* _SET TASK_: Identify all lines in the data containing the string "title". Copy them out.

○ ○ ○ ○ ○ ○ ○

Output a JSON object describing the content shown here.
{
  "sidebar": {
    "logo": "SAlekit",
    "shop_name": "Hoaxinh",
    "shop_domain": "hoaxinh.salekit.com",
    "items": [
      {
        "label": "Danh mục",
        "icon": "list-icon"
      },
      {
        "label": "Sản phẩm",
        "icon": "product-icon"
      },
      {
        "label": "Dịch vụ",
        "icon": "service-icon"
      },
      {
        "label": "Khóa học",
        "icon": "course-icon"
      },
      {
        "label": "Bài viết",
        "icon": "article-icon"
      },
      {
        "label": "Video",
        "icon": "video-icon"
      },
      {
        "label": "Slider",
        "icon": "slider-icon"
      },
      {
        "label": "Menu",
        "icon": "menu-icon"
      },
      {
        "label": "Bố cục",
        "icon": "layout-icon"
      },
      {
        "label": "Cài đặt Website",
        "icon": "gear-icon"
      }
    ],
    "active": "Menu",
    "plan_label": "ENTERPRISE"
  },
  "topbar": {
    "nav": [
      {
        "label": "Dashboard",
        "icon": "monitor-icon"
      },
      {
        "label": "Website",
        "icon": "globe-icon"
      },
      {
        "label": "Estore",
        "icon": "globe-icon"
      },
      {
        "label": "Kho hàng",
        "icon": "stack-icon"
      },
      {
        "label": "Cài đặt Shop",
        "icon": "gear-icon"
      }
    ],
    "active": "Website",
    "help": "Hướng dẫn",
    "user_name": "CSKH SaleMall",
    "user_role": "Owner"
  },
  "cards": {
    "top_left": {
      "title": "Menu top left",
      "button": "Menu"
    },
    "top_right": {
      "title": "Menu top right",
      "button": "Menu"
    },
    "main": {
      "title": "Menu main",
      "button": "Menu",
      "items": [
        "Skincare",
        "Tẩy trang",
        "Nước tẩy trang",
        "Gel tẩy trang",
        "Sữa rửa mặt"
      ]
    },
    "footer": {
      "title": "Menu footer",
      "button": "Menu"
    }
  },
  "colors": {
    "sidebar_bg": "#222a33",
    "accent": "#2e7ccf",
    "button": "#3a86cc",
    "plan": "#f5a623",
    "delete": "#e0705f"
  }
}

○ ○ ○ ○ ○ ○ ○

* _RESPONSE_:
      "title": "Menu top left",
      "title": "Menu top right",
      "title": "Menu main",
      "title": "Menu footer",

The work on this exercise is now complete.